• Aim of the exercise
What is the number of lines containing the word "poblacion"? Please answer with that number and nothing more.

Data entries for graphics

·····

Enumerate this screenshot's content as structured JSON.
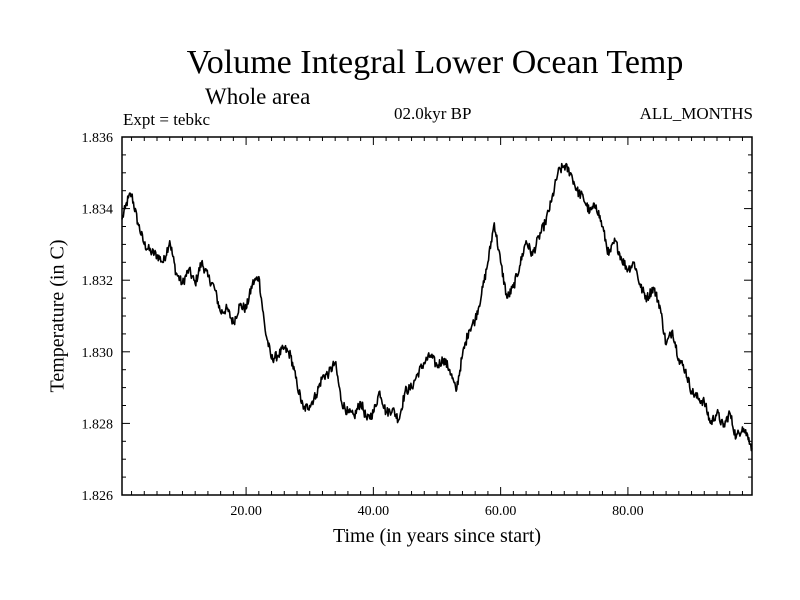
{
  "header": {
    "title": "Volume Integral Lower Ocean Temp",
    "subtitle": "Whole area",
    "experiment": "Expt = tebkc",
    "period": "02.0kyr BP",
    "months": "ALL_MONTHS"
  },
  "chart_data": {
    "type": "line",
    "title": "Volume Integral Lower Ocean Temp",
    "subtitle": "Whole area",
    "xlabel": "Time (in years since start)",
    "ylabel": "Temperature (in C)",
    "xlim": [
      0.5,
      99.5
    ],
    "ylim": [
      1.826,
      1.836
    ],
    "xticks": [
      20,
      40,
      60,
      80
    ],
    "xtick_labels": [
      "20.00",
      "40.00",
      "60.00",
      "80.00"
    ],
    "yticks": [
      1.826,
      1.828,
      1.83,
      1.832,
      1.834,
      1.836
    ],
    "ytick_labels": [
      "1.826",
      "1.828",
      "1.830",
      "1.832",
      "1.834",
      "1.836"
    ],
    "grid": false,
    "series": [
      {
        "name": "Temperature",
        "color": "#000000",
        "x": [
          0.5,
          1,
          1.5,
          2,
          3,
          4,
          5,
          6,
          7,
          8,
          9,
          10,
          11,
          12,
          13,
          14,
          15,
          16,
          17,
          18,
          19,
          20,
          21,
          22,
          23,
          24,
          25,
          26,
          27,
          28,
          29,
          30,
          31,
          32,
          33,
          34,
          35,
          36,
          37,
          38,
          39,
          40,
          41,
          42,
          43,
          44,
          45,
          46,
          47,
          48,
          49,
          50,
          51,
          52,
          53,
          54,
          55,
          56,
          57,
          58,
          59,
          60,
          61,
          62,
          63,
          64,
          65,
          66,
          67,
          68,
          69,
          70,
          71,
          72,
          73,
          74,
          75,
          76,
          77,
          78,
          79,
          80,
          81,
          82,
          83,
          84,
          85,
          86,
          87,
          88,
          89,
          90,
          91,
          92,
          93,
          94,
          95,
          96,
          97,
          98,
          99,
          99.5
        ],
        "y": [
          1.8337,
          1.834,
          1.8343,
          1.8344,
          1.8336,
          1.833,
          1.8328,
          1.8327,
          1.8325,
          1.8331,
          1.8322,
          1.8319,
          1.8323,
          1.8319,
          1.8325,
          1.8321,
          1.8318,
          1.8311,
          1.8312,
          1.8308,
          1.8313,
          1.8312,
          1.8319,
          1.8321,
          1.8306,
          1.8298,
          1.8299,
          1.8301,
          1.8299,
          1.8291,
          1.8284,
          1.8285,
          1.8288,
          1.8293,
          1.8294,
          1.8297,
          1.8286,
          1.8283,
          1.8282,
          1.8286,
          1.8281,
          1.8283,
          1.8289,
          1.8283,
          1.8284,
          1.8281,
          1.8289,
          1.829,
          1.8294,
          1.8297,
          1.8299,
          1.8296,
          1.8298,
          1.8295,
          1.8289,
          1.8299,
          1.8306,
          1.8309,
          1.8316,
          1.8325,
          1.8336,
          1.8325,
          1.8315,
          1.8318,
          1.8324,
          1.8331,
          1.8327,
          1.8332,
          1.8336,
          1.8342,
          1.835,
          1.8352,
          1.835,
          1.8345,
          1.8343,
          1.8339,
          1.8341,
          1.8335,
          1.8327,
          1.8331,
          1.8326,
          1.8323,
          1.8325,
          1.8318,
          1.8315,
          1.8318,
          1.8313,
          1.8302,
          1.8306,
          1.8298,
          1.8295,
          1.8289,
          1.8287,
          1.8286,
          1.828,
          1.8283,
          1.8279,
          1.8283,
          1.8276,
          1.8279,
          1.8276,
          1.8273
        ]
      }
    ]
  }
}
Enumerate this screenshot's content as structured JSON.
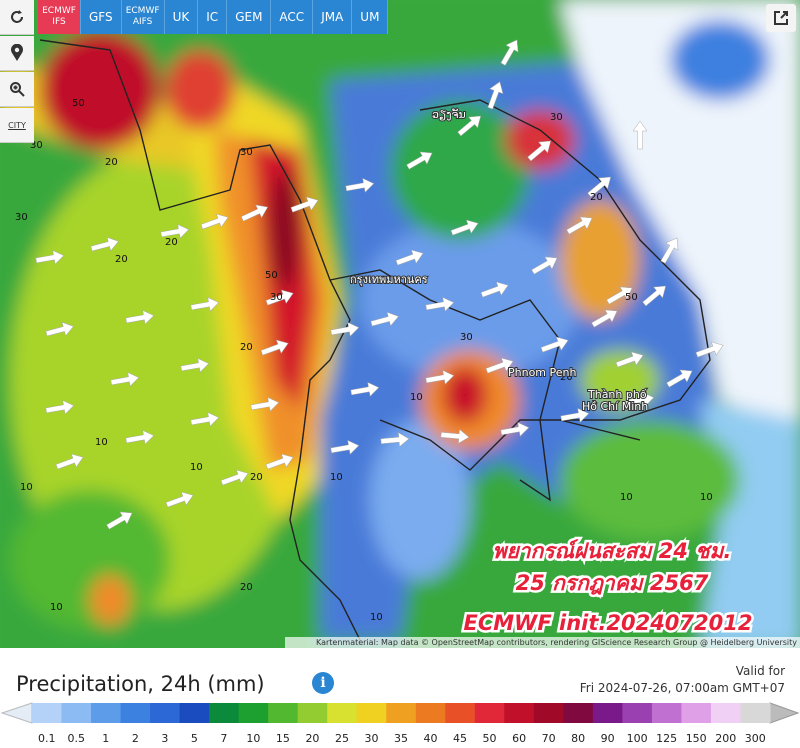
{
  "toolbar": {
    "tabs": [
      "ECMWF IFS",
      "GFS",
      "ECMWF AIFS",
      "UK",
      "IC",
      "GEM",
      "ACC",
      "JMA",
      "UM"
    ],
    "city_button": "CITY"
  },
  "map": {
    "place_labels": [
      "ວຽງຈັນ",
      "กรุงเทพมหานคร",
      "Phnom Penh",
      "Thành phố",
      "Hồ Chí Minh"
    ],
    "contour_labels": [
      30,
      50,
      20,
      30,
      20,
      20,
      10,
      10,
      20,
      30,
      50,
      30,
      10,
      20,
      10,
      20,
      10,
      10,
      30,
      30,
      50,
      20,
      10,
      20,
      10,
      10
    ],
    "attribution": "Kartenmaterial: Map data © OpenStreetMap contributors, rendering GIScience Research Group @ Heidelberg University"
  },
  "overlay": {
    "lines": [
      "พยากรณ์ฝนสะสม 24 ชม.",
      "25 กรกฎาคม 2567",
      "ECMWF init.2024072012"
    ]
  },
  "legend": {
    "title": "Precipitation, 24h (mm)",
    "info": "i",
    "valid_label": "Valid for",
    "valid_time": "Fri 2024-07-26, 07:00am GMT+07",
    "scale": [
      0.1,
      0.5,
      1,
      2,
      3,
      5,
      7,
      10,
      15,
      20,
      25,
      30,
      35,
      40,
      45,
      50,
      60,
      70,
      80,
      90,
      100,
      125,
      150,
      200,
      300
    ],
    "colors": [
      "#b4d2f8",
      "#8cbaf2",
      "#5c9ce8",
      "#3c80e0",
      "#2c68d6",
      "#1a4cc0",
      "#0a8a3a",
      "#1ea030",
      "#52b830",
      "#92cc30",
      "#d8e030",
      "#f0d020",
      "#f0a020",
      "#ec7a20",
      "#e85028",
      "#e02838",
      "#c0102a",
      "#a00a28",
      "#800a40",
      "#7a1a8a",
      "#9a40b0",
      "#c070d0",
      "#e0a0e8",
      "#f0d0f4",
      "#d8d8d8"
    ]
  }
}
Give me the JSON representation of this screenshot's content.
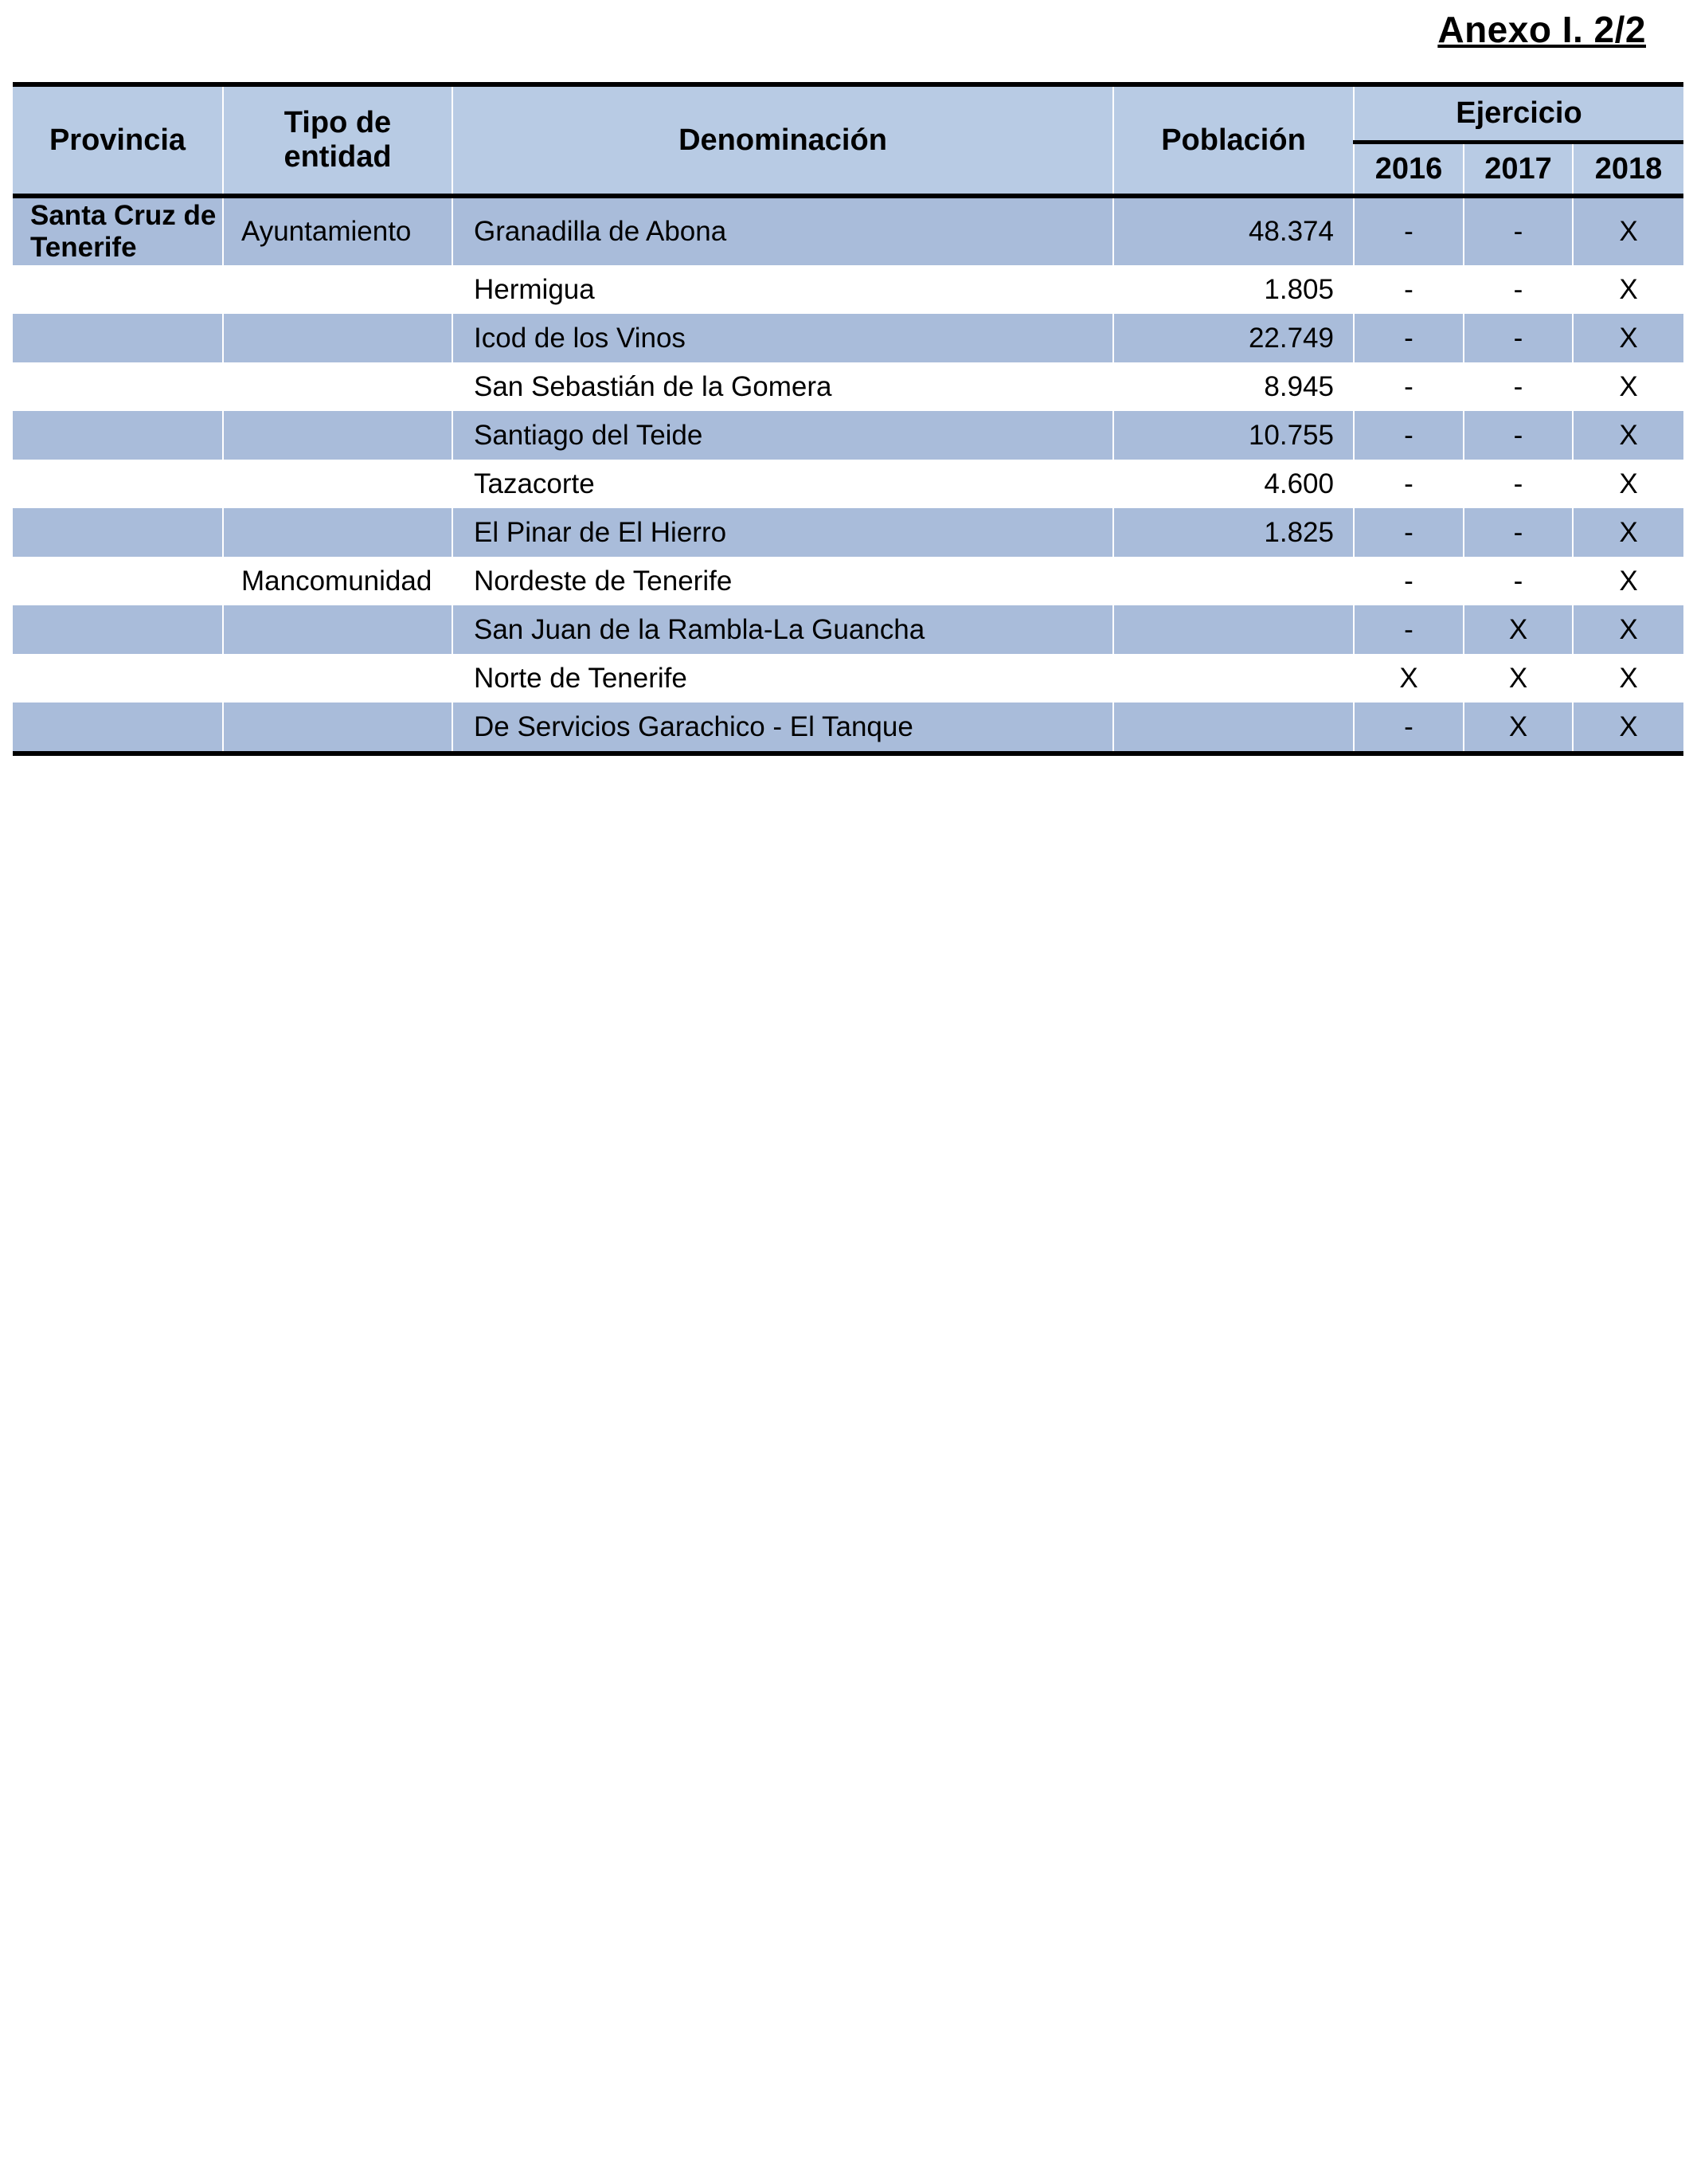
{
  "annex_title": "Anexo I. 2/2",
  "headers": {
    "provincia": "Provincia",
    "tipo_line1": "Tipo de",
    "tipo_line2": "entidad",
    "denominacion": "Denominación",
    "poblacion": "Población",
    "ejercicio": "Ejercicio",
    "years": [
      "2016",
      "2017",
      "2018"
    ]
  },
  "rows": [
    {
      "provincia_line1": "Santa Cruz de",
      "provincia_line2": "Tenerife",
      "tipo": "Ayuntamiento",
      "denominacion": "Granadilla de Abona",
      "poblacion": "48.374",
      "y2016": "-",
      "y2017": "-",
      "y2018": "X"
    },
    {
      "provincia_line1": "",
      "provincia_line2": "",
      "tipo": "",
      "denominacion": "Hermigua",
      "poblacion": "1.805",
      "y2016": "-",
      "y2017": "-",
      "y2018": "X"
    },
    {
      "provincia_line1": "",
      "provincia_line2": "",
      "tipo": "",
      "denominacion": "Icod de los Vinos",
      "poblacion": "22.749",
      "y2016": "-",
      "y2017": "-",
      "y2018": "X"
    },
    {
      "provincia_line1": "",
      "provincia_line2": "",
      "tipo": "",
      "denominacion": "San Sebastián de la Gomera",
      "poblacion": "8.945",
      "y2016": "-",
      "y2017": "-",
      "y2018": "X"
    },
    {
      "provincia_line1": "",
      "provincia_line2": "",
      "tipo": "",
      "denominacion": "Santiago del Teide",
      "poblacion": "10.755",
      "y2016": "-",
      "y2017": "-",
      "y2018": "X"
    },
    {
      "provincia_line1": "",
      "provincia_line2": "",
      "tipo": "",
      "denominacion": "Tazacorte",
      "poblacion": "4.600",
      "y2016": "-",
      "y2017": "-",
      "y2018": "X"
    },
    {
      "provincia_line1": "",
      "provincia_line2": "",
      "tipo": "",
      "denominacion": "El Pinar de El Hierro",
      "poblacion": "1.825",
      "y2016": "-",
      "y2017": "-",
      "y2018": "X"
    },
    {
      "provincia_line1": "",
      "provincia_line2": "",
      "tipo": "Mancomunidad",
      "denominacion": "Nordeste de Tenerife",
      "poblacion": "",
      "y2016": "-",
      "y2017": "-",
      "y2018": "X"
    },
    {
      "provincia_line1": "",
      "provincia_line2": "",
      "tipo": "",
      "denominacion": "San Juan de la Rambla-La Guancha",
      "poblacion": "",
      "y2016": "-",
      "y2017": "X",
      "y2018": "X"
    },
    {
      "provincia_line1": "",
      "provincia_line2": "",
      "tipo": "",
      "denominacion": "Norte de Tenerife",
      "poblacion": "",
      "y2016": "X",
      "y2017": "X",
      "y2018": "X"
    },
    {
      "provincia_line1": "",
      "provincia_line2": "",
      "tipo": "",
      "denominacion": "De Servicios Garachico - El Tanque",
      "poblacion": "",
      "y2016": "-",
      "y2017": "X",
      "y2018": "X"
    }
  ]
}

·····

• Answer
12